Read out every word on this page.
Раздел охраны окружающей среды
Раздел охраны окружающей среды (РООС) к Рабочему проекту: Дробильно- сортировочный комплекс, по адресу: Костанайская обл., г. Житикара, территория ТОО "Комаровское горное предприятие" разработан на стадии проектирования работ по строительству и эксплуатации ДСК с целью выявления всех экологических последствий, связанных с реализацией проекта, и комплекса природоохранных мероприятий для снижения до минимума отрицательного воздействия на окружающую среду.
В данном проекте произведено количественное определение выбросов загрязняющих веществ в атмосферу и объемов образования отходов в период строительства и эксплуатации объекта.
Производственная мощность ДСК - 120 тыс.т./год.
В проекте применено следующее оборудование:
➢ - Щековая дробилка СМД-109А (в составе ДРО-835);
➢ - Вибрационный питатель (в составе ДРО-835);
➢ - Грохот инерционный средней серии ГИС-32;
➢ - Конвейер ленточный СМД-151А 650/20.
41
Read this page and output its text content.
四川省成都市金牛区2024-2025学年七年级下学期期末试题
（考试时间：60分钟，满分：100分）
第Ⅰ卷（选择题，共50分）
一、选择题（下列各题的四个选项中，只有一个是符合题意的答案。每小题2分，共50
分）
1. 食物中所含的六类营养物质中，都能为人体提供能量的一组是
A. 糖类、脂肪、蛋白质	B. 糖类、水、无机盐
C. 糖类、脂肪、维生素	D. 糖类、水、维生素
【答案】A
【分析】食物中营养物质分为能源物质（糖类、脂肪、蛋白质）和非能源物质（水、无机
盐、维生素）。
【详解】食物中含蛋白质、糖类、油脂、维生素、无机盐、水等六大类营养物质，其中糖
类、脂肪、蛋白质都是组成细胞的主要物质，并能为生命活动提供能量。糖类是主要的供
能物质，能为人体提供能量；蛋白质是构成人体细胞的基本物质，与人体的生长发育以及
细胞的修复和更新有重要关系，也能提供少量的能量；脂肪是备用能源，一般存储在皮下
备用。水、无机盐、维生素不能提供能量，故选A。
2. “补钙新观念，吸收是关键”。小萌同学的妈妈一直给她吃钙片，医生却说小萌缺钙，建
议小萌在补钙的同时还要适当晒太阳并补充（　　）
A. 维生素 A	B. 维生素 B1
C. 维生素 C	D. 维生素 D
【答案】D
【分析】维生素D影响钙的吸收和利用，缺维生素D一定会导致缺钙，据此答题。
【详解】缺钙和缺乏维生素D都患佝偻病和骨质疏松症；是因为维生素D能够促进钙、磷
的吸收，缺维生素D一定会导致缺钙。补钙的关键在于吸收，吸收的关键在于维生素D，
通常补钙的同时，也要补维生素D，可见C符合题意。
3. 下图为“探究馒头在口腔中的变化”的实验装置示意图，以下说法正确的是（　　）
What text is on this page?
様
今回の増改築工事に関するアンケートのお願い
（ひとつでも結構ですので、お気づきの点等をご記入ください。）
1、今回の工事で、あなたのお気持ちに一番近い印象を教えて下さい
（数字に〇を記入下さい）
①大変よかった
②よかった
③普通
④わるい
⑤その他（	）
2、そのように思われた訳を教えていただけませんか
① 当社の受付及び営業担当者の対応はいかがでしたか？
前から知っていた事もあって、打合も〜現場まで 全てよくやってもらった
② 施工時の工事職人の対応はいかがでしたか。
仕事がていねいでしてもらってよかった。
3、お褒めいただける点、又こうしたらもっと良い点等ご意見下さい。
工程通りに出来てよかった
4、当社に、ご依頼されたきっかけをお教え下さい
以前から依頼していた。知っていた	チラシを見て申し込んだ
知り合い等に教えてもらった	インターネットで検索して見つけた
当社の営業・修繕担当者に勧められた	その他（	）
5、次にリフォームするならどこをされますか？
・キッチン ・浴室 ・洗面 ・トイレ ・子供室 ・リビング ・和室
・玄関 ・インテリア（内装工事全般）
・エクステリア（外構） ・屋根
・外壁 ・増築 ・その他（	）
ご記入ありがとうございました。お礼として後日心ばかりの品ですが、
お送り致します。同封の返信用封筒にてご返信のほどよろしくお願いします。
○ ○ ○ ○ ○ ○ ○
Each line that contains the string "окружающей" counts once; say how many there are and nothing else.

### Response
2